Start The data

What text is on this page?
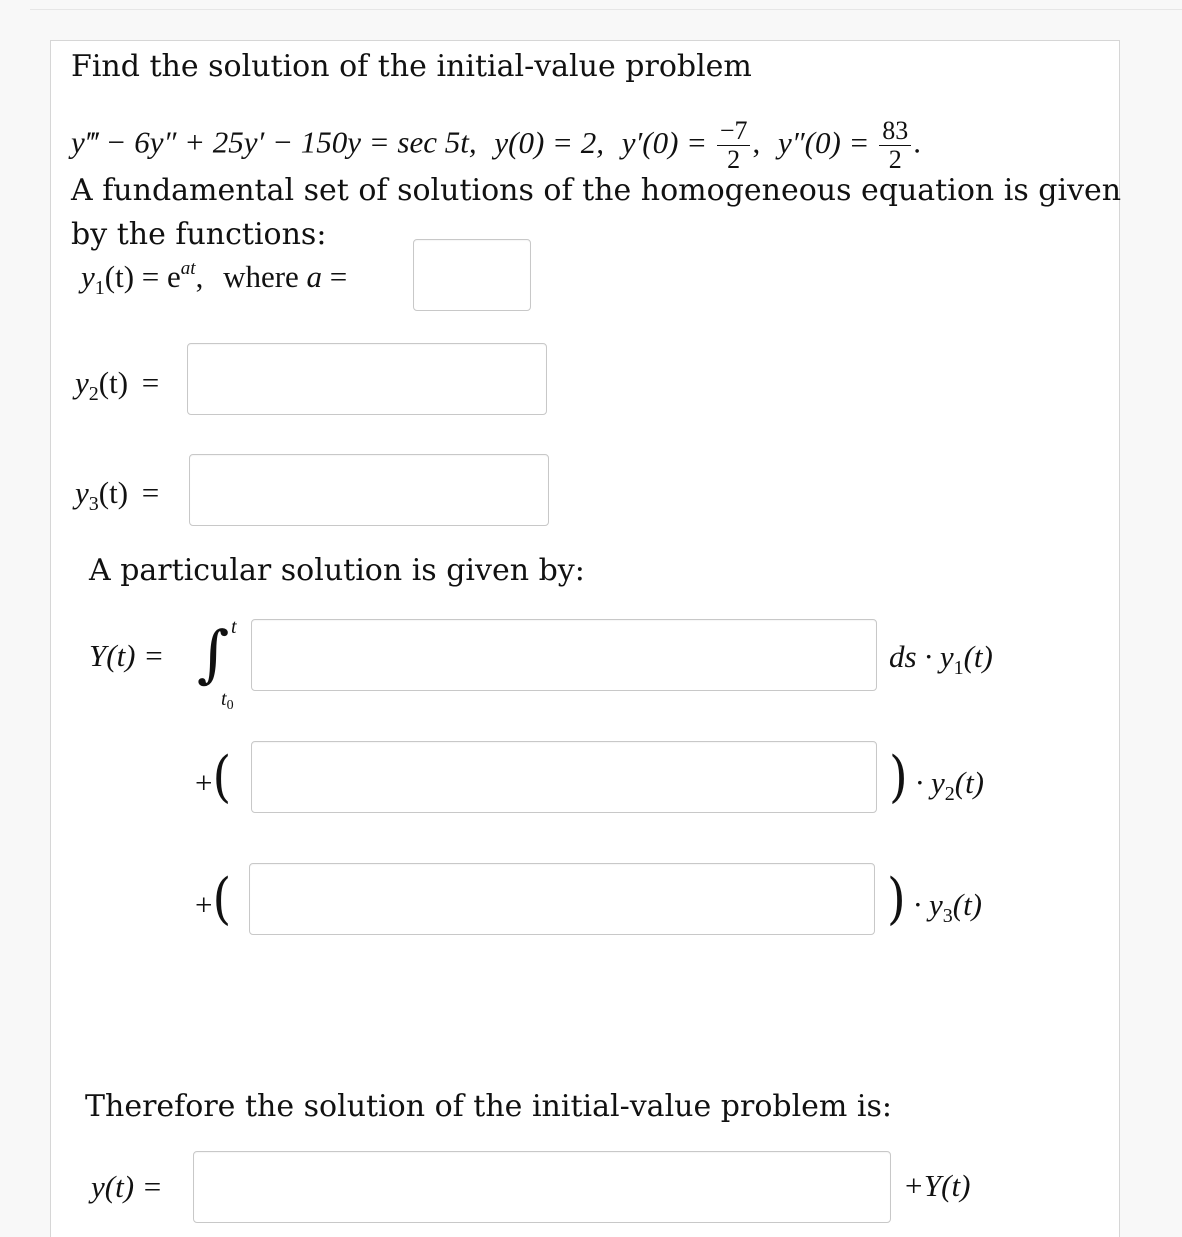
Find the solution of the initial-value problem
y‴ − 6y″ + 25y′ − 150y = sec 5t, y(0) = 2, $y'(0) = \frac{-7}{2}$ , $y''(0) = \frac{83}{2}$ .
A fundamental set of solutions of the homogeneous equation is given
by the functions:
$y_1(t) = e^{at}$, where a =
$y_2(t)$ =
$y_3(t)$ =
A particular solution is given by:
Y(t) = ∫ t
$t_0$
ds · $y_1(t)$
+(	) · $y_2(t)$
+(	) · $y_3(t)$
Therefore the solution of the initial-value problem is:
y(t) =	+Y(t)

End The data

## What to do:
Reproduce all of the entries word for word, skipping any pictures they hold.

## Output of the task:
What text is on this page?
Find the solution of the initial-value problem
y‴ − 6y″ + 25y′ − 150y = sec 5t, y(0) = 2, $y'(0) = \frac{-7}{2}$ , $y''(0) = \frac{83}{2}$ .
A fundamental set of solutions of the homogeneous equation is given
by the functions:
$y_1(t) = e^{at}$, where a =
$y_2(t)$ =
$y_3(t)$ =
A particular solution is given by:
Y(t) = ∫ t
$t_0$
ds · $y_1(t)$
+(	) · $y_2(t)$
+(	) · $y_3(t)$
Therefore the solution of the initial-value problem is:
y(t) =	+Y(t)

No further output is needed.